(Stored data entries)
■ ■ ■ ■ ■
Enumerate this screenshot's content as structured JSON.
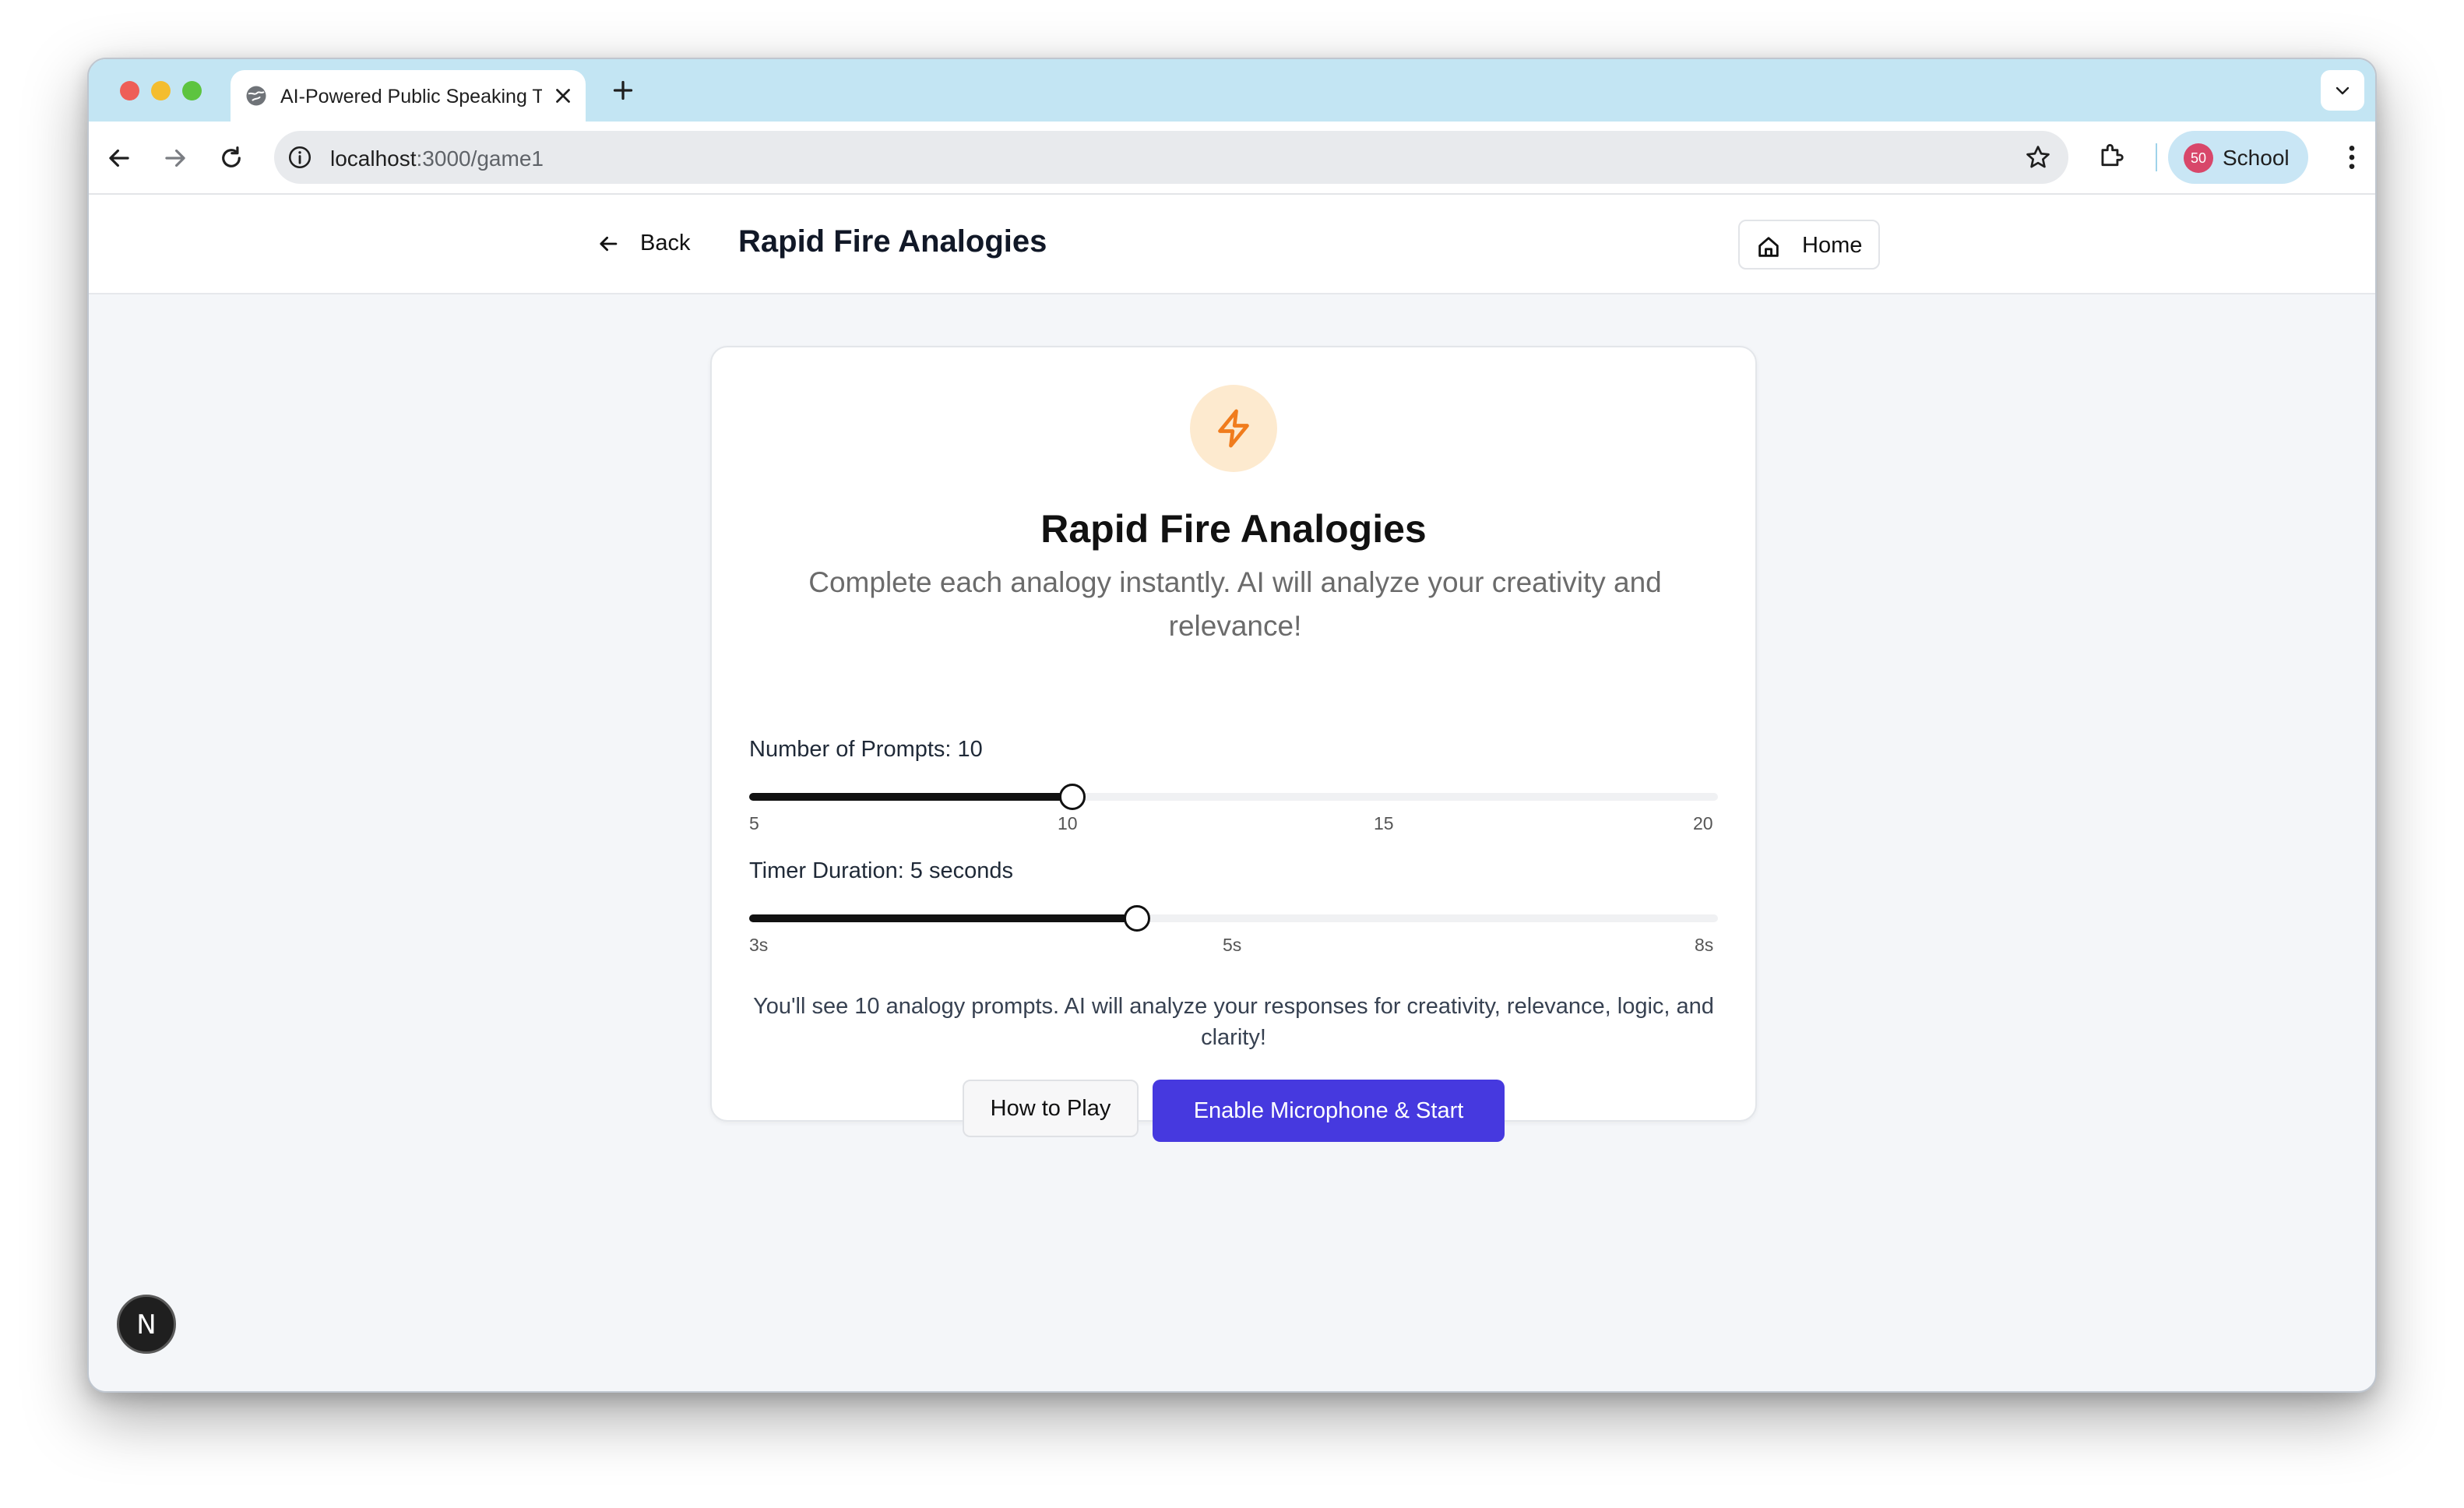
{
  "browser": {
    "tab_title": "AI-Powered Public Speaking Tr",
    "url_host": "localhost",
    "url_path": ":3000/game1",
    "profile_badge": "50",
    "profile_label": "School"
  },
  "header": {
    "back_label": "Back",
    "title": "Rapid Fire Analogies",
    "home_label": "Home"
  },
  "card": {
    "icon": "lightning-bolt-icon",
    "title": "Rapid Fire Analogies",
    "description": "Complete each analogy instantly. AI will analyze your creativity and relevance!",
    "prompts_slider": {
      "label": "Number of Prompts: 10",
      "min": 5,
      "max": 20,
      "value": 10,
      "ticks": [
        "5",
        "10",
        "15",
        "20"
      ]
    },
    "timer_slider": {
      "label": "Timer Duration: 5 seconds",
      "min": 3,
      "max": 8,
      "value": 5,
      "ticks": [
        "3s",
        "5s",
        "8s"
      ]
    },
    "summary": "You'll see 10 analogy prompts. AI will analyze your responses for creativity, relevance, logic, and clarity!",
    "how_to_play_label": "How to Play",
    "start_label": "Enable Microphone & Start"
  },
  "dev_badge": "N",
  "colors": {
    "accent": "#4639df",
    "bolt": "#f07c1d",
    "bolt_bg": "#fdeacf"
  }
}
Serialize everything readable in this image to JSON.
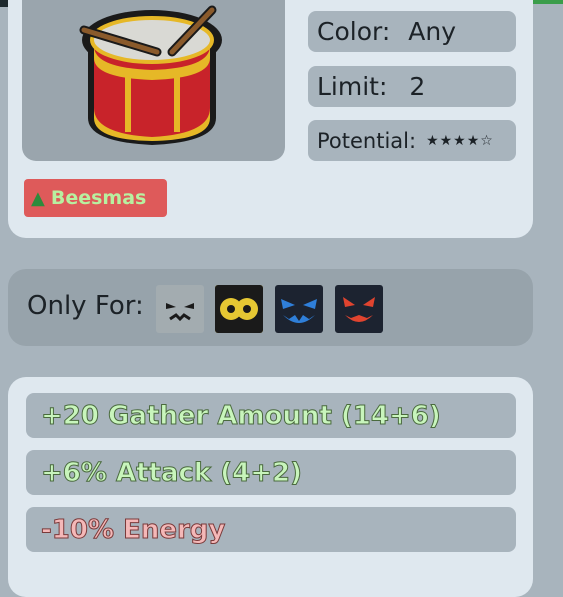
{
  "item": {
    "color_label": "Color:",
    "color_value": "Any",
    "limit_label": "Limit:",
    "limit_value": "2",
    "potential_label": "Potential:",
    "potential_stars": "★★★★☆",
    "potential_rating": 4,
    "potential_max": 5
  },
  "badge": {
    "label": "Beesmas",
    "icon": "christmas-tree-icon"
  },
  "only_for": {
    "label": "Only For:",
    "bees": [
      {
        "icon": "gray-bee-icon",
        "color": "#a3acb0"
      },
      {
        "icon": "yellow-bee-icon",
        "color": "#e5c733"
      },
      {
        "icon": "blue-bee-icon",
        "color": "#2f7fd9"
      },
      {
        "icon": "red-bee-icon",
        "color": "#e0442f"
      }
    ]
  },
  "stats": [
    {
      "text": "+20 Gather Amount (14+6)",
      "kind": "positive"
    },
    {
      "text": "+6% Attack (4+2)",
      "kind": "positive"
    },
    {
      "text": "-10% Energy",
      "kind": "negative"
    }
  ],
  "colors": {
    "background": "#a8b4bd",
    "panel": "#dfe8ef",
    "badge_bg": "#de5a5a",
    "positive_text": "#c8f5bc",
    "negative_text": "#f4b8b8"
  }
}
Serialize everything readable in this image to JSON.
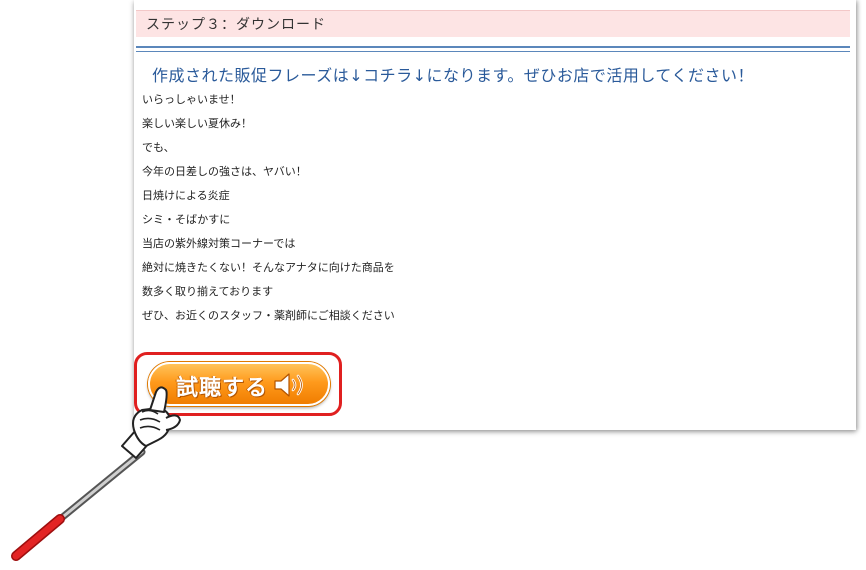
{
  "step": {
    "title": "ステップ３：ダウンロード"
  },
  "headline": "作成された販促フレーズは↓コチラ↓になります。ぜひお店で活用してください！",
  "phrases": [
    "いらっしゃいませ！",
    "楽しい楽しい夏休み！",
    "でも、",
    "今年の日差しの強さは、ヤバい！",
    "日焼けによる炎症",
    "シミ・そばかすに",
    "当店の紫外線対策コーナーでは",
    "絶対に焼きたくない！そんなアナタに向けた商品を",
    "数多く取り揃えております",
    "ぜひ、お近くのスタッフ・薬剤師にご相談ください"
  ],
  "listen_button": {
    "label": "試聴する",
    "icon": "speaker-icon"
  },
  "pointer": {
    "icon": "pointing-hand-icon"
  },
  "colors": {
    "header_bg": "#fde4e4",
    "rule": "#5b87bb",
    "headline_text": "#2a5a9a",
    "button_orange": "#ff9a1c",
    "highlight_red": "#e02020"
  }
}
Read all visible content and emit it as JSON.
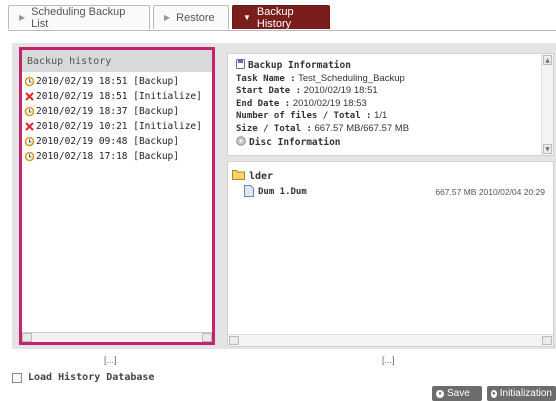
{
  "tabs": [
    {
      "label": "Scheduling Backup List",
      "active": false
    },
    {
      "label": "Restore",
      "active": false
    },
    {
      "label": "Backup History",
      "active": true
    }
  ],
  "history": {
    "title": "Backup history",
    "items": [
      {
        "text": "2010/02/19 18:51 [Backup]",
        "icon": "backup-icon"
      },
      {
        "text": "2010/02/19 18:51 [Initialize]",
        "icon": "x-icon"
      },
      {
        "text": "2010/02/19 18:37 [Backup]",
        "icon": "backup-icon"
      },
      {
        "text": "2010/02/19 10:21 [Initialize]",
        "icon": "x-icon"
      },
      {
        "text": "2010/02/19 09:48 [Backup]",
        "icon": "backup-icon"
      },
      {
        "text": "2010/02/18 17:18 [Backup]",
        "icon": "backup-icon"
      }
    ],
    "ellipsis": "[...]"
  },
  "info": {
    "title": "Backup Information",
    "task_name_label": "Task Name :",
    "task_name": "Test_Scheduling_Backup",
    "start_date_label": "Start Date :",
    "start_date": "2010/02/19 18:51",
    "end_date_label": "End Date :",
    "end_date": "2010/02/19 18:53",
    "num_files_label": "Number of files / Total :",
    "num_files": "1/1",
    "size_label": "Size / Total :",
    "size": "667.57 MB/667.57 MB",
    "disc_label": "Disc Information"
  },
  "files": {
    "folder": "lder",
    "file_name": "Dum 1.Dum",
    "file_meta": "667.57 MB  2010/02/04 20:29",
    "ellipsis": "[...]"
  },
  "footer": {
    "load_label": "Load History Database",
    "save_label": "Save",
    "init_label": "Initialization"
  },
  "colors": {
    "active_tab": "#7a1d1d",
    "highlight_border": "#c52270",
    "x_red": "#e0252a",
    "backup_orange": "#d99a1e"
  }
}
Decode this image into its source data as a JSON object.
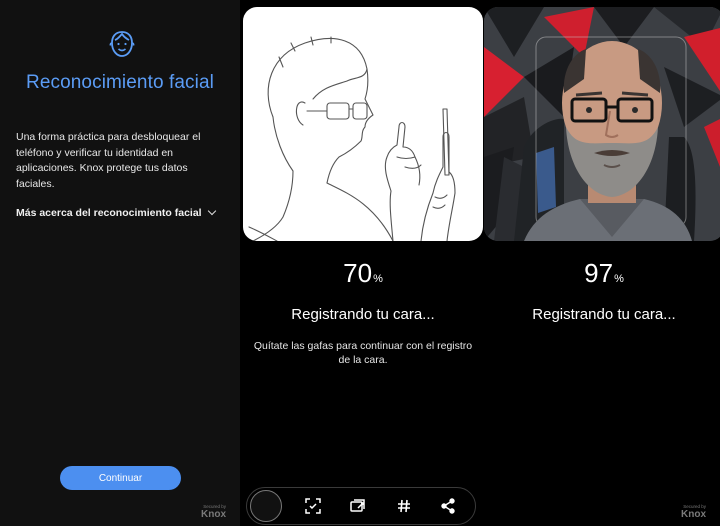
{
  "left_panel": {
    "title": "Reconocimiento facial",
    "description": "Una forma práctica para desbloquear el teléfono y verificar tu identidad en aplicaciones. Knox protege tus datos faciales.",
    "more_link": "Más acerca del reconocimiento facial",
    "continue_button": "Continuar",
    "secured_by": "Secured by",
    "knox": "Knox",
    "accent_color": "#5b9cf5",
    "button_color": "#4c8ff0"
  },
  "panel_left": {
    "percent": "70",
    "percent_symbol": "%",
    "status": "Registrando tu cara...",
    "hint": "Quítate las gafas para continuar con el registro de la cara."
  },
  "panel_right": {
    "percent": "97",
    "percent_symbol": "%",
    "status": "Registrando tu cara...",
    "secured_by": "Secured by",
    "knox": "Knox"
  },
  "toolbar": {
    "icons": [
      "screenshot-thumbnail",
      "scan-text-icon",
      "screen-record-icon",
      "hashtag-icon",
      "share-icon"
    ]
  }
}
■ ■ ■ ■ ■
Images should not appear in the copy; retype the listing above exactly.

Enumerate this screenshot's content as structured JSON.
{
  "browser": {
    "tab_title": "AI-Powered Public Speaking Tr",
    "url_host": "localhost",
    "url_path": ":3000/game1",
    "profile_badge": "50",
    "profile_label": "School"
  },
  "header": {
    "back_label": "Back",
    "title": "Rapid Fire Analogies",
    "home_label": "Home"
  },
  "card": {
    "icon": "lightning-bolt-icon",
    "title": "Rapid Fire Analogies",
    "description": "Complete each analogy instantly. AI will analyze your creativity and relevance!",
    "prompts_slider": {
      "label": "Number of Prompts: 10",
      "min": 5,
      "max": 20,
      "value": 10,
      "ticks": [
        "5",
        "10",
        "15",
        "20"
      ]
    },
    "timer_slider": {
      "label": "Timer Duration: 5 seconds",
      "min": 3,
      "max": 8,
      "value": 5,
      "ticks": [
        "3s",
        "5s",
        "8s"
      ]
    },
    "summary": "You'll see 10 analogy prompts. AI will analyze your responses for creativity, relevance, logic, and clarity!",
    "how_to_play_label": "How to Play",
    "start_label": "Enable Microphone & Start"
  },
  "dev_badge": "N",
  "colors": {
    "accent": "#4639df",
    "bolt": "#f07c1d",
    "bolt_bg": "#fdeacf"
  }
}
Serialize everything readable in this image to JSON.
{
  "item": {
    "color_label": "Color:",
    "color_value": "Any",
    "limit_label": "Limit:",
    "limit_value": "2",
    "potential_label": "Potential:",
    "potential_stars": "★★★★☆",
    "potential_rating": 4,
    "potential_max": 5
  },
  "badge": {
    "label": "Beesmas",
    "icon": "christmas-tree-icon"
  },
  "only_for": {
    "label": "Only For:",
    "bees": [
      {
        "icon": "gray-bee-icon",
        "color": "#a3acb0"
      },
      {
        "icon": "yellow-bee-icon",
        "color": "#e5c733"
      },
      {
        "icon": "blue-bee-icon",
        "color": "#2f7fd9"
      },
      {
        "icon": "red-bee-icon",
        "color": "#e0442f"
      }
    ]
  },
  "stats": [
    {
      "text": "+20 Gather Amount (14+6)",
      "kind": "positive"
    },
    {
      "text": "+6% Attack (4+2)",
      "kind": "positive"
    },
    {
      "text": "-10% Energy",
      "kind": "negative"
    }
  ],
  "colors": {
    "background": "#a8b4bd",
    "panel": "#dfe8ef",
    "badge_bg": "#de5a5a",
    "positive_text": "#c8f5bc",
    "negative_text": "#f4b8b8"
  }
}
Serialize everything readable in this image to JSON.
{
  "step": {
    "title": "ステップ３：ダウンロード"
  },
  "headline": "作成された販促フレーズは↓コチラ↓になります。ぜひお店で活用してください！",
  "phrases": [
    "いらっしゃいませ！",
    "楽しい楽しい夏休み！",
    "でも、",
    "今年の日差しの強さは、ヤバい！",
    "日焼けによる炎症",
    "シミ・そばかすに",
    "当店の紫外線対策コーナーでは",
    "絶対に焼きたくない！そんなアナタに向けた商品を",
    "数多く取り揃えております",
    "ぜひ、お近くのスタッフ・薬剤師にご相談ください"
  ],
  "listen_button": {
    "label": "試聴する",
    "icon": "speaker-icon"
  },
  "pointer": {
    "icon": "pointing-hand-icon"
  },
  "colors": {
    "header_bg": "#fde4e4",
    "rule": "#5b87bb",
    "headline_text": "#2a5a9a",
    "button_orange": "#ff9a1c",
    "highlight_red": "#e02020"
  }
}
Read all visible content and emit it as JSON.
{
  "tabs": [
    {
      "label": "Scheduling Backup List",
      "active": false
    },
    {
      "label": "Restore",
      "active": false
    },
    {
      "label": "Backup History",
      "active": true
    }
  ],
  "history": {
    "title": "Backup history",
    "items": [
      {
        "text": "2010/02/19 18:51 [Backup]",
        "icon": "backup-icon"
      },
      {
        "text": "2010/02/19 18:51 [Initialize]",
        "icon": "x-icon"
      },
      {
        "text": "2010/02/19 18:37 [Backup]",
        "icon": "backup-icon"
      },
      {
        "text": "2010/02/19 10:21 [Initialize]",
        "icon": "x-icon"
      },
      {
        "text": "2010/02/19 09:48 [Backup]",
        "icon": "backup-icon"
      },
      {
        "text": "2010/02/18 17:18 [Backup]",
        "icon": "backup-icon"
      }
    ],
    "ellipsis": "[...]"
  },
  "info": {
    "title": "Backup Information",
    "task_name_label": "Task Name :",
    "task_name": "Test_Scheduling_Backup",
    "start_date_label": "Start Date :",
    "start_date": "2010/02/19 18:51",
    "end_date_label": "End Date :",
    "end_date": "2010/02/19 18:53",
    "num_files_label": "Number of files / Total :",
    "num_files": "1/1",
    "size_label": "Size / Total :",
    "size": "667.57 MB/667.57 MB",
    "disc_label": "Disc Information"
  },
  "files": {
    "folder": "lder",
    "file_name": "Dum 1.Dum",
    "file_meta": "667.57 MB  2010/02/04 20:29",
    "ellipsis": "[...]"
  },
  "footer": {
    "load_label": "Load History Database",
    "save_label": "Save",
    "init_label": "Initialization"
  },
  "colors": {
    "active_tab": "#7a1d1d",
    "highlight_border": "#c52270",
    "x_red": "#e0252a",
    "backup_orange": "#d99a1e"
  }
}
Decode this image into its source data as a JSON object.
{
  "left_panel": {
    "title": "Reconocimiento facial",
    "description": "Una forma práctica para desbloquear el teléfono y verificar tu identidad en aplicaciones. Knox protege tus datos faciales.",
    "more_link": "Más acerca del reconocimiento facial",
    "continue_button": "Continuar",
    "secured_by": "Secured by",
    "knox": "Knox",
    "accent_color": "#5b9cf5",
    "button_color": "#4c8ff0"
  },
  "panel_left": {
    "percent": "70",
    "percent_symbol": "%",
    "status": "Registrando tu cara...",
    "hint": "Quítate las gafas para continuar con el registro de la cara."
  },
  "panel_right": {
    "percent": "97",
    "percent_symbol": "%",
    "status": "Registrando tu cara...",
    "secured_by": "Secured by",
    "knox": "Knox"
  },
  "toolbar": {
    "icons": [
      "screenshot-thumbnail",
      "scan-text-icon",
      "screen-record-icon",
      "hashtag-icon",
      "share-icon"
    ]
  }
}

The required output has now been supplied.